▸ **GIVEN DATA**
* * *

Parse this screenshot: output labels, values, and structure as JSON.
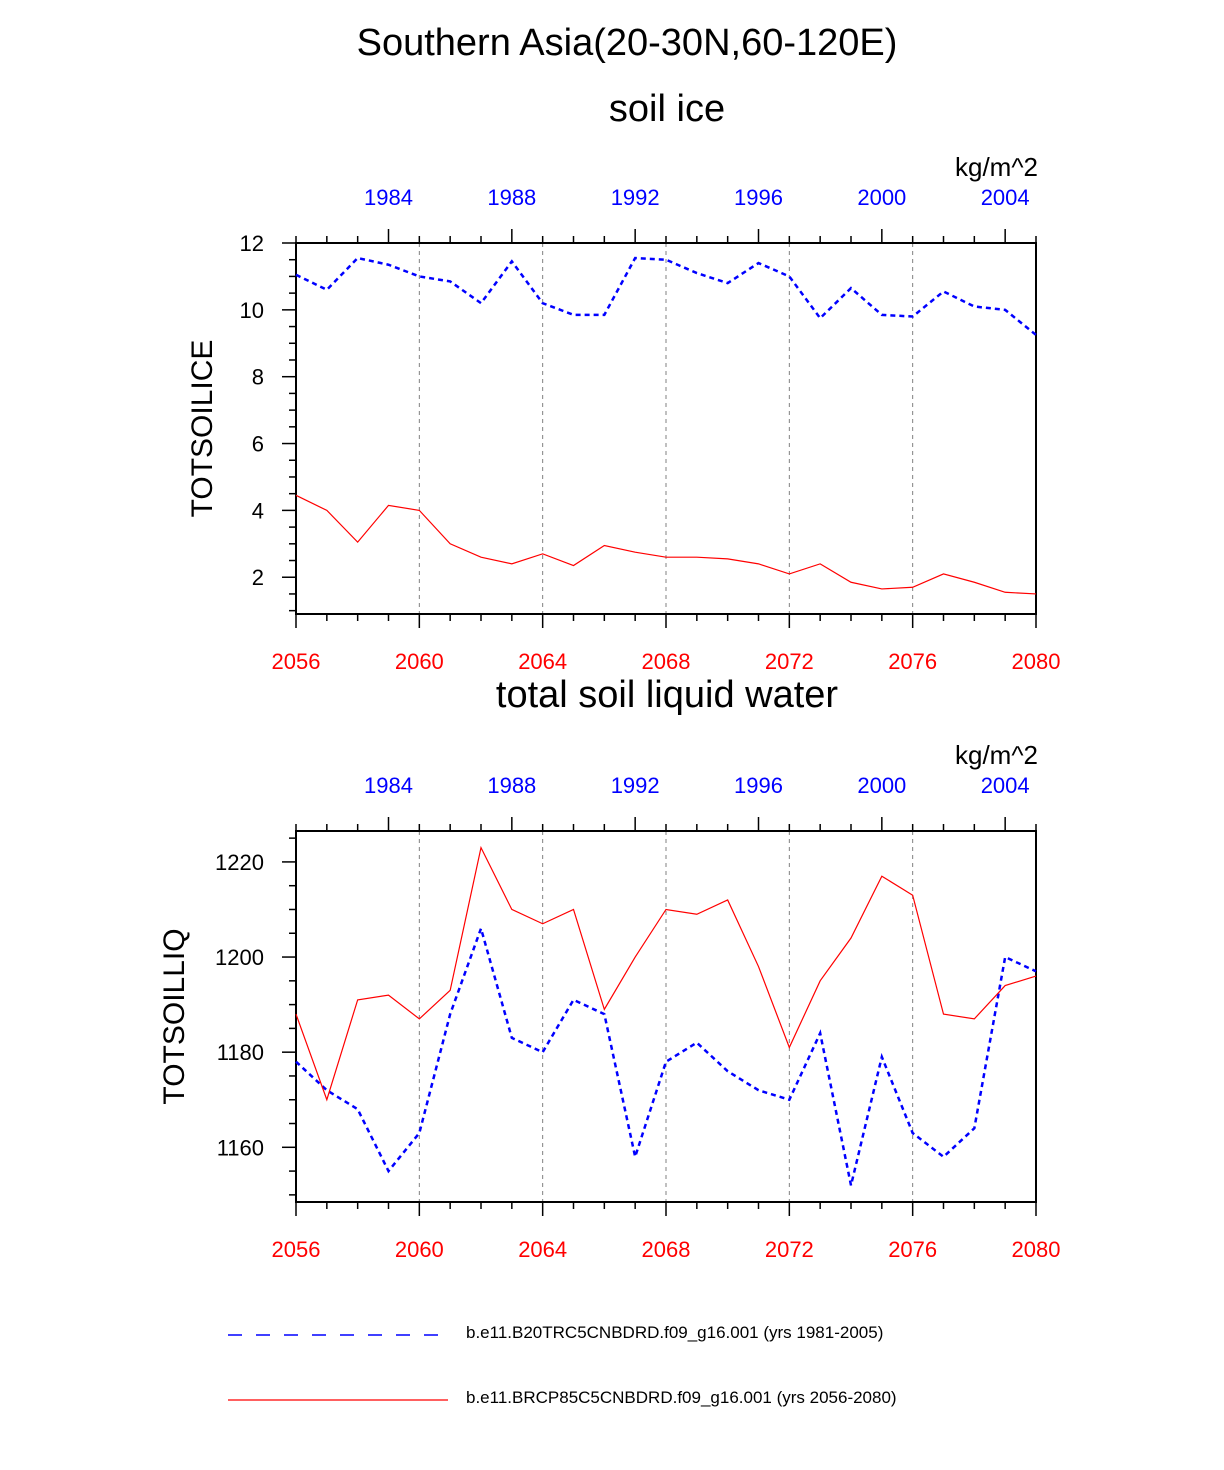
{
  "title": "Southern Asia(20-30N,60-120E)",
  "colors": {
    "historical": "#0000ff",
    "future": "#ff0000",
    "axis": "#000000",
    "grid": "#808080"
  },
  "legend": {
    "historical_label": "b.e11.B20TRC5CNBDRD.f09_g16.001 (yrs 1981-2005)",
    "future_label": "b.e11.BRCP85C5CNBDRD.f09_g16.001 (yrs 2056-2080)"
  },
  "chart_data": [
    {
      "type": "line",
      "title": "soil ice",
      "units": "kg/m^2",
      "ylabel": "TOTSOILICE",
      "ylim": [
        0.9,
        12
      ],
      "yticks": [
        2,
        4,
        6,
        8,
        10,
        12
      ],
      "x_bottom": {
        "range": [
          2056,
          2080
        ],
        "ticks": [
          "2056",
          "2060",
          "2064",
          "2068",
          "2072",
          "2076",
          "2080"
        ]
      },
      "x_top": {
        "ticks": [
          "1984",
          "1988",
          "1992",
          "1996",
          "2000",
          "2004"
        ]
      },
      "series": [
        {
          "name": "b.e11.B20TRC5CNBDRD.f09_g16.001 (yrs 1981-2005)",
          "style": "dashed",
          "color": "#0000ff",
          "values": [
            11.05,
            10.6,
            11.55,
            11.35,
            11.0,
            10.85,
            10.2,
            11.45,
            10.2,
            9.85,
            9.85,
            11.55,
            11.5,
            11.1,
            10.8,
            11.4,
            11.0,
            9.75,
            10.65,
            9.85,
            9.8,
            10.55,
            10.1,
            10.0,
            9.25
          ]
        },
        {
          "name": "b.e11.BRCP85C5CNBDRD.f09_g16.001 (yrs 2056-2080)",
          "style": "solid",
          "color": "#ff0000",
          "values": [
            4.45,
            4.0,
            3.05,
            4.15,
            4.0,
            3.0,
            2.6,
            2.4,
            2.7,
            2.35,
            2.95,
            2.75,
            2.6,
            2.6,
            2.55,
            2.4,
            2.1,
            2.4,
            1.85,
            1.65,
            1.7,
            2.1,
            1.85,
            1.55,
            1.5
          ]
        }
      ]
    },
    {
      "type": "line",
      "title": "total soil liquid water",
      "units": "kg/m^2",
      "ylabel": "TOTSOILLIQ",
      "ylim": [
        1148.5,
        1226.5
      ],
      "yticks": [
        1160,
        1180,
        1200,
        1220
      ],
      "x_bottom": {
        "range": [
          2056,
          2080
        ],
        "ticks": [
          "2056",
          "2060",
          "2064",
          "2068",
          "2072",
          "2076",
          "2080"
        ]
      },
      "x_top": {
        "ticks": [
          "1984",
          "1988",
          "1992",
          "1996",
          "2000",
          "2004"
        ]
      },
      "series": [
        {
          "name": "b.e11.B20TRC5CNBDRD.f09_g16.001 (yrs 1981-2005)",
          "style": "dashed",
          "color": "#0000ff",
          "values": [
            1178,
            1172,
            1168,
            1155,
            1163,
            1188,
            1206,
            1183,
            1180,
            1191,
            1188,
            1158,
            1178,
            1182,
            1176,
            1172,
            1170,
            1184,
            1152,
            1179,
            1163,
            1158,
            1164,
            1200,
            1197
          ]
        },
        {
          "name": "b.e11.BRCP85C5CNBDRD.f09_g16.001 (yrs 2056-2080)",
          "style": "solid",
          "color": "#ff0000",
          "values": [
            1188,
            1170,
            1191,
            1192,
            1187,
            1193,
            1223,
            1210,
            1207,
            1210,
            1189,
            1200,
            1210,
            1209,
            1212,
            1198,
            1181,
            1195,
            1204,
            1217,
            1213,
            1188,
            1187,
            1194,
            1196
          ]
        }
      ]
    }
  ]
}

* * *

▸ **EXERCISE BRIEF**
Locate all lines in the listing above with the word "title" and copy them.

▸ **COMPLETE RESPONSE**
  "title": "Southern Asia(20-30N,60-120E)",
      "title": "soil ice",
      "title": "total soil liquid water",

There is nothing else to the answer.